Items listed in a dataset:
>> BEGIN

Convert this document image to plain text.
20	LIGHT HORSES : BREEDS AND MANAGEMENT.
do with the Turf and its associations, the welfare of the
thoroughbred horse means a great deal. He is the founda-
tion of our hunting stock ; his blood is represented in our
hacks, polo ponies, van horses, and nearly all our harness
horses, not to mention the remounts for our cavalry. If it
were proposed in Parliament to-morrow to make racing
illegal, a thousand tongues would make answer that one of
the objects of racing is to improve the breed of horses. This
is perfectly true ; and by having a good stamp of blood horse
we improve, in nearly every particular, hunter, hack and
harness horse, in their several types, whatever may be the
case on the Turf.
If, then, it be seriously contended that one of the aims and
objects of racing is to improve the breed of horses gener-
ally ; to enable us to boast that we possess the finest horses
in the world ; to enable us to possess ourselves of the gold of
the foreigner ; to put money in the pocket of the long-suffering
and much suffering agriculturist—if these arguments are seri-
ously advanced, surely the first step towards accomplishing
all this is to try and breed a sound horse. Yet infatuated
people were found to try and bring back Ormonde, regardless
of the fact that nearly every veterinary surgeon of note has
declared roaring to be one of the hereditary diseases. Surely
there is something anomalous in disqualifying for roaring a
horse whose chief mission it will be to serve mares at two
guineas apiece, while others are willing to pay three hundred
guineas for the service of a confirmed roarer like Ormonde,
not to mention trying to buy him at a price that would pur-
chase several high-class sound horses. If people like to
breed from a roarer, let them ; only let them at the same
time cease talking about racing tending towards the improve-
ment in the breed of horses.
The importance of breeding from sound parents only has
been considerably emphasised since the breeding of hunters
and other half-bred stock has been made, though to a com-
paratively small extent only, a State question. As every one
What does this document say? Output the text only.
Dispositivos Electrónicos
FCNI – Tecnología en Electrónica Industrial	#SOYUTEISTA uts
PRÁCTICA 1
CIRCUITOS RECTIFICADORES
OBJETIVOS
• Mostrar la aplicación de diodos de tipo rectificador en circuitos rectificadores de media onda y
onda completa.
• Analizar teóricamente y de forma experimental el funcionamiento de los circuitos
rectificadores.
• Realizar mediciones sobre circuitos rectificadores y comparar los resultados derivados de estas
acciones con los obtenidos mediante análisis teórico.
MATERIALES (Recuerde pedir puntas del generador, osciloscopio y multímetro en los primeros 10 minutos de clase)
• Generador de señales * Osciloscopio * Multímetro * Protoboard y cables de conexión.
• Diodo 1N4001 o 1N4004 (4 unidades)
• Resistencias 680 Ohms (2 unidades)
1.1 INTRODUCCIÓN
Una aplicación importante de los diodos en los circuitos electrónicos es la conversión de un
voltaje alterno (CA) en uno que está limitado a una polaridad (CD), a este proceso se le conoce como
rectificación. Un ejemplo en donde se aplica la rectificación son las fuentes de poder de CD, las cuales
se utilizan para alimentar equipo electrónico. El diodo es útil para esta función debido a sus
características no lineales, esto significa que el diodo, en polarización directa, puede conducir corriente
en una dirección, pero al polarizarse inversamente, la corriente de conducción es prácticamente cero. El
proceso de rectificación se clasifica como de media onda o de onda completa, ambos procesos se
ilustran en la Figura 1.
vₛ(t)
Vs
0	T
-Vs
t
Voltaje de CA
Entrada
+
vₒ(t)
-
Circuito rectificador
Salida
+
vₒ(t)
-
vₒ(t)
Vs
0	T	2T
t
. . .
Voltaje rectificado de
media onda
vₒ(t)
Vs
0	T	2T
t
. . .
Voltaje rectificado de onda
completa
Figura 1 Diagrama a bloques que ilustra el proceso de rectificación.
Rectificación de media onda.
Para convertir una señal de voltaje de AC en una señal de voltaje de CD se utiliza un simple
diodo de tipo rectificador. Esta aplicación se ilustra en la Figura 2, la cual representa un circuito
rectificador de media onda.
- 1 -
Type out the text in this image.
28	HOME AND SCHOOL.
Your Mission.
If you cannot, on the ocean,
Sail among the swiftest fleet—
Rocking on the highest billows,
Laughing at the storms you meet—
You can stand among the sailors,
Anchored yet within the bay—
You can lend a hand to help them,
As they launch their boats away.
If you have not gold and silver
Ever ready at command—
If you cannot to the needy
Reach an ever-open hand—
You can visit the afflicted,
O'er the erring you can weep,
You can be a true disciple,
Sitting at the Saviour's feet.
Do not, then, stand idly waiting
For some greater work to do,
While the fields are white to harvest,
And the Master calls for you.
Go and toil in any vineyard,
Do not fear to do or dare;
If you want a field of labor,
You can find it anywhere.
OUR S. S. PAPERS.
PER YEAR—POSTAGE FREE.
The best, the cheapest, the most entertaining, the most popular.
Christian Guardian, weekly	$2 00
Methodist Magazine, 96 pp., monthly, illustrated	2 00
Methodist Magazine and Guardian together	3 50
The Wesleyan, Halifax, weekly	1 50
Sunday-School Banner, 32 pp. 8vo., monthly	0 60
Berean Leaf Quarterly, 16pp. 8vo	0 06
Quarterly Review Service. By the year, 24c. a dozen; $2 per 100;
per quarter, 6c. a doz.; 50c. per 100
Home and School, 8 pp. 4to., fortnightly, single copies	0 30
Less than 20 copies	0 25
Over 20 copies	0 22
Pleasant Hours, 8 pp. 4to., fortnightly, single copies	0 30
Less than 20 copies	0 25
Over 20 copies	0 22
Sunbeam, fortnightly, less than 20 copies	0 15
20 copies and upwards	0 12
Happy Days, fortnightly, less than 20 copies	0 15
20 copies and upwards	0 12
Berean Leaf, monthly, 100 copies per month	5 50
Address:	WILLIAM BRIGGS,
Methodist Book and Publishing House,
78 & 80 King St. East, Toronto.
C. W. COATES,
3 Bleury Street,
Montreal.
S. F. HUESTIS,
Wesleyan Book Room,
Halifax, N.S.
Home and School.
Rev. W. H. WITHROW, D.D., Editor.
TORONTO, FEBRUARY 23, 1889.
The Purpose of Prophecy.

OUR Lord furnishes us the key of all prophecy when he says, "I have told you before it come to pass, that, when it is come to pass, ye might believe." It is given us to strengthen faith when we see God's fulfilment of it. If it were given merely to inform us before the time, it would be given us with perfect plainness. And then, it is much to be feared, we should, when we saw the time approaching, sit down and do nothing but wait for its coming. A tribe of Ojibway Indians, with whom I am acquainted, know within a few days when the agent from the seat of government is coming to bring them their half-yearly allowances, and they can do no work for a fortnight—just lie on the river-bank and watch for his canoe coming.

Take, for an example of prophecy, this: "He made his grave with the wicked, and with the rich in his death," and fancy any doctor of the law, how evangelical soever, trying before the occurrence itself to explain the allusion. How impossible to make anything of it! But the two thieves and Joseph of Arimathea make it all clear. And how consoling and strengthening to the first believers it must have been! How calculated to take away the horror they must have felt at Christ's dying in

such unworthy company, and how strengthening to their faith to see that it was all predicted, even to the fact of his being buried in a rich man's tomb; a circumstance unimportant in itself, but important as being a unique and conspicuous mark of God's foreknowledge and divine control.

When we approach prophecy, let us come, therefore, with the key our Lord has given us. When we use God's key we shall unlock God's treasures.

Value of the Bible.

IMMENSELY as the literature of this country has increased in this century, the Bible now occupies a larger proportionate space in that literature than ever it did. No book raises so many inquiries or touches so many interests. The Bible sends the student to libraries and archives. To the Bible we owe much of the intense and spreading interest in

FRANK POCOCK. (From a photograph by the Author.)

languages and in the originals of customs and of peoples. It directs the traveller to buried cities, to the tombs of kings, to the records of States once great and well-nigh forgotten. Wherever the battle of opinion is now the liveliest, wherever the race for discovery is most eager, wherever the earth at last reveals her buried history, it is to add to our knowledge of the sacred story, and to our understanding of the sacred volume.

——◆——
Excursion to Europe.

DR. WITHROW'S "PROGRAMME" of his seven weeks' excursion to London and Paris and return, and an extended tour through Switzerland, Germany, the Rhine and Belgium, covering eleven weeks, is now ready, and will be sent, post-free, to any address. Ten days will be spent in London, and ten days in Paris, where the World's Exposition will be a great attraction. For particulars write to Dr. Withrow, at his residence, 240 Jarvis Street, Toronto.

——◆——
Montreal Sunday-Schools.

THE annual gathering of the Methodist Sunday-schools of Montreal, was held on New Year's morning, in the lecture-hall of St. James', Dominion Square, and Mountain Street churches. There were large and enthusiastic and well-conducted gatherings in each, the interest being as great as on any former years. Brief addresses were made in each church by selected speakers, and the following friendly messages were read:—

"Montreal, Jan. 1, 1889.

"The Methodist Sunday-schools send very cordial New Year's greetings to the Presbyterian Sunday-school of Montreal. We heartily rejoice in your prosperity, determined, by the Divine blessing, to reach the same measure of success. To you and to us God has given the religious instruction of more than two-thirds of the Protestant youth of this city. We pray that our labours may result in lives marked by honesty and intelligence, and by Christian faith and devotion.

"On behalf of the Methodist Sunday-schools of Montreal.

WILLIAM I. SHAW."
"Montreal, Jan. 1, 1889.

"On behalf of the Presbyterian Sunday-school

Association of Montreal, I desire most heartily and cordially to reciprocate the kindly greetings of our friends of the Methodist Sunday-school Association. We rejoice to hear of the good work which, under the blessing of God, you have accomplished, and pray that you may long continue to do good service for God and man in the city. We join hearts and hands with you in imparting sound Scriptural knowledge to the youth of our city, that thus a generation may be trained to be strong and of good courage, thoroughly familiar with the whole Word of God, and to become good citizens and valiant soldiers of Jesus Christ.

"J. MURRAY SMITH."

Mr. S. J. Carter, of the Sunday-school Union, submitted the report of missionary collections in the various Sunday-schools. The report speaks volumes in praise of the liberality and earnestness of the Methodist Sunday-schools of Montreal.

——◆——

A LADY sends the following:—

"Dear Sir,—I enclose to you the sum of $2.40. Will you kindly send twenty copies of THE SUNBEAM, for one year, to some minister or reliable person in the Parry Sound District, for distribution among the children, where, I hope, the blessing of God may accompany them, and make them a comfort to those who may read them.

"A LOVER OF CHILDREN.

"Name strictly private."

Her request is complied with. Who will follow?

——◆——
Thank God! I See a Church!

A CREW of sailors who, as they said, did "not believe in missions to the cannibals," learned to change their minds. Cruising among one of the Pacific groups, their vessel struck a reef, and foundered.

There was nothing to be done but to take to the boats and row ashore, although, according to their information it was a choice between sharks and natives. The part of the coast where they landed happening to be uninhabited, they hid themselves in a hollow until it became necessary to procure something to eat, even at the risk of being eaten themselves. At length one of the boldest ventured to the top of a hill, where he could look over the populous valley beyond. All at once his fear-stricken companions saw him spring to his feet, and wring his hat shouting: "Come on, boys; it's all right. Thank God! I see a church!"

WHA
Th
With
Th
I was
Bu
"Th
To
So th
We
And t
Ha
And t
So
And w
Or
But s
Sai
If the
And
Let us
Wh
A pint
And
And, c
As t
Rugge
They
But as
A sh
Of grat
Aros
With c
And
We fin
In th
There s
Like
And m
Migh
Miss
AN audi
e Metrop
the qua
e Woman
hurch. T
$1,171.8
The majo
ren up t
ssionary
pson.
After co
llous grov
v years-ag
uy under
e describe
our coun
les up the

>> END

Requirement:
Pick out the lines that have the word "only". Copy them all.

Answer in full:
breed from a roarer, let them ; only let them at the same
The importance of breeding from sound parents only has
paratively small extent only, a State question. As every one
What does this document say? Output the text only.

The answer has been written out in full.